◆ EXTRACTED MATERIAL:
**********

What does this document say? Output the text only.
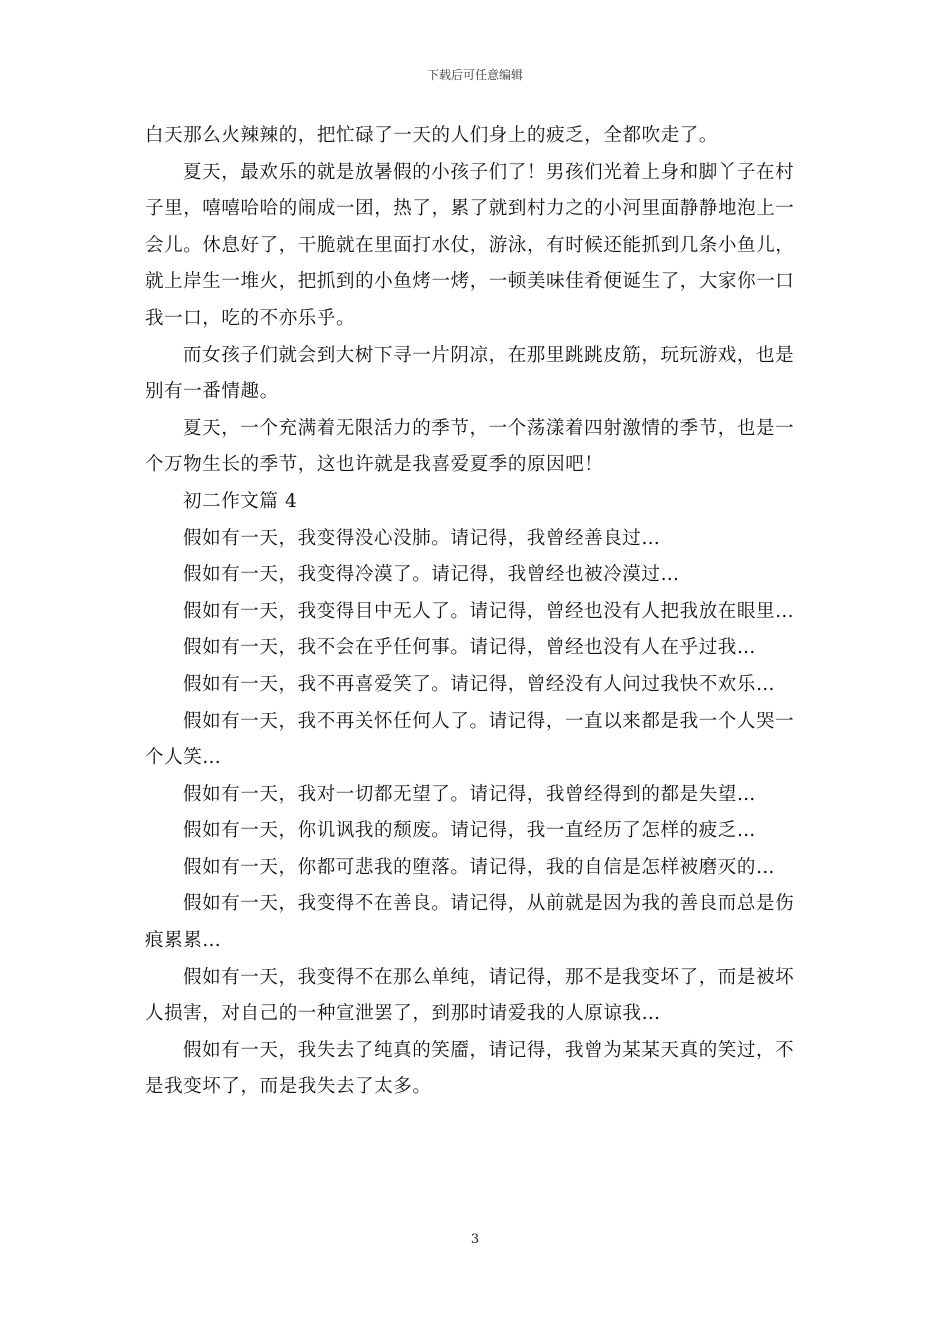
下载后可任意编辑

白天那么火辣辣的，把忙碌了一天的人们身上的疲乏，全都吹走了。

夏天，最欢乐的就是放暑假的小孩子们了！男孩们光着上身和脚丫子在村子里，嘻嘻哈哈的闹成一团，热了，累了就到村力之的小河里面静静地泡上一会儿。休息好了，干脆就在里面打水仗，游泳，有时候还能抓到几条小鱼儿，就上岸生一堆火，把抓到的小鱼烤一烤，一顿美味佳肴便诞生了，大家你一口我一口，吃的不亦乐乎。

而女孩子们就会到大树下寻一片阴凉，在那里跳跳皮筋，玩玩游戏，也是别有一番情趣。

夏天，一个充满着无限活力的季节，一个荡漾着四射激情的季节，也是一个万物生长的季节，这也许就是我喜爱夏季的原因吧！

初二作文篇 4

假如有一天，我变得没心没肺。请记得，我曾经善良过…

假如有一天，我变得冷漠了。请记得，我曾经也被冷漠过…

假如有一天，我变得目中无人了。请记得，曾经也没有人把我放在眼里…

假如有一天，我不会在乎任何事。请记得，曾经也没有人在乎过我…

假如有一天，我不再喜爱笑了。请记得，曾经没有人问过我快不欢乐…

假如有一天，我不再关怀任何人了。请记得，一直以来都是我一个人哭一个人笑…

假如有一天，我对一切都无望了。请记得，我曾经得到的都是失望…

假如有一天，你讥讽我的颓废。请记得，我一直经历了怎样的疲乏…

假如有一天，你都可悲我的堕落。请记得，我的自信是怎样被磨灭的…

假如有一天，我变得不在善良。请记得，从前就是因为我的善良而总是伤痕累累…

假如有一天，我变得不在那么单纯，请记得，那不是我变坏了，而是被坏人损害，对自己的一种宣泄罢了，到那时请爱我的人原谅我…

假如有一天，我失去了纯真的笑靥，请记得，我曾为某某天真的笑过，不是我变坏了，而是我失去了太多。

3
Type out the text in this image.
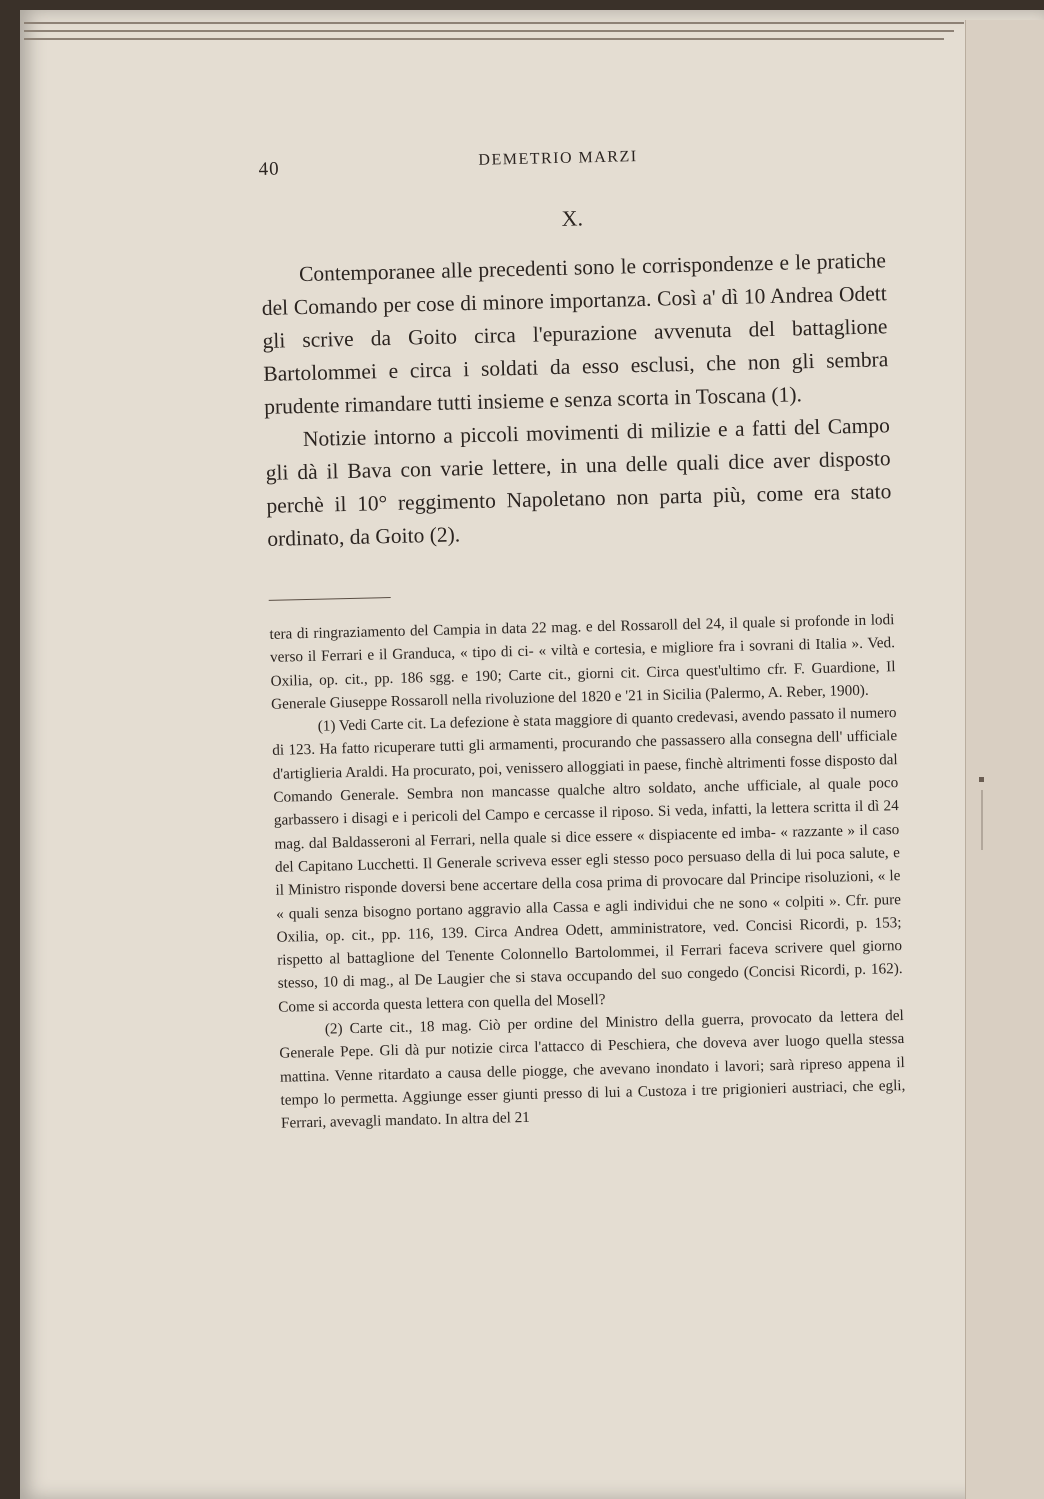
40
DEMETRIO MARZI
X.

Contemporanee alle precedenti sono le corrispondenze e le pratiche del Comando per cose di minore importanza. Così a' dì 10 Andrea Odett gli scrive da Goito circa l'epurazione avvenuta del battaglione Bartolommei e circa i soldati da esso esclusi, che non gli sembra prudente rimandare tutti insieme e senza scorta in Toscana (1).

Notizie intorno a piccoli movimenti di milizie e a fatti del Campo gli dà il Bava con varie lettere, in una delle quali dice aver disposto perchè il 10° reggimento Napoletano non parta più, come era stato ordinato, da Goito (2).

tera di ringraziamento del Campia in data 22 mag. e del Rossaroll del 24, il quale si profonde in lodi verso il Ferrari e il Granduca, « tipo di ci- « viltà e cortesia, e migliore fra i sovrani di Italia ». Ved. Oxilia, op. cit., pp. 186 sgg. e 190; Carte cit., giorni cit. Circa quest'ultimo cfr. F. Guardione, Il Generale Giuseppe Rossaroll nella rivoluzione del 1820 e '21 in Sicilia (Palermo, A. Reber, 1900).

(1) Vedi Carte cit. La defezione è stata maggiore di quanto credevasi, avendo passato il numero di 123. Ha fatto ricuperare tutti gli armamenti, procurando che passassero alla consegna dell' ufficiale d'artiglieria Araldi. Ha procurato, poi, venissero alloggiati in paese, finchè altrimenti fosse disposto dal Comando Generale. Sembra non mancasse qualche altro soldato, anche ufficiale, al quale poco garbassero i disagi e i pericoli del Campo e cercasse il riposo. Si veda, infatti, la lettera scritta il dì 24 mag. dal Baldasseroni al Ferrari, nella quale si dice essere « dispiacente ed imba- « razzante » il caso del Capitano Lucchetti. Il Generale scriveva esser egli stesso poco persuaso della di lui poca salute, e il Ministro risponde doversi bene accertare della cosa prima di provocare dal Principe risoluzioni, « le « quali senza bisogno portano aggravio alla Cassa e agli individui che ne sono « colpiti ». Cfr. pure Oxilia, op. cit., pp. 116, 139. Circa Andrea Odett, amministratore, ved. Concisi Ricordi, p. 153; rispetto al battaglione del Tenente Colonnello Bartolommei, il Ferrari faceva scrivere quel giorno stesso, 10 di mag., al De Laugier che si stava occupando del suo congedo (Concisi Ricordi, p. 162). Come si accorda questa lettera con quella del Mosell?

(2) Carte cit., 18 mag. Ciò per ordine del Ministro della guerra, provocato da lettera del Generale Pepe. Gli dà pur notizie circa l'attacco di Peschiera, che doveva aver luogo quella stessa mattina. Venne ritardato a causa delle piogge, che avevano inondato i lavori; sarà ripreso appena il tempo lo permetta. Aggiunge esser giunti presso di lui a Custoza i tre prigionieri austriaci, che egli, Ferrari, avevagli mandato. In altra del 21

**********

◆ SHORT EXERCISE: Each line holding "delle" must be found and copied.

◆ RESULT OF THE TASK:
Notizie intorno a piccoli movimenti di milizie e a fatti del Campo gli dà il Bava con varie lettere, in una delle quali dice aver disposto perchè il 10° reggimento Napoletano non parta più, come era stato ordinato, da Goito (2).
(2) Carte cit., 18 mag. Ciò per ordine del Ministro della guerra, provocato da lettera del Generale Pepe. Gli dà pur notizie circa l'attacco di Peschiera, che doveva aver luogo quella stessa mattina. Venne ritardato a causa delle piogge, che avevano inondato i lavori; sarà ripreso appena il tempo lo permetta. Aggiunge esser giunti presso di lui a Custoza i tre prigionieri austriaci, che egli, Ferrari, avevagli mandato. In altra del 21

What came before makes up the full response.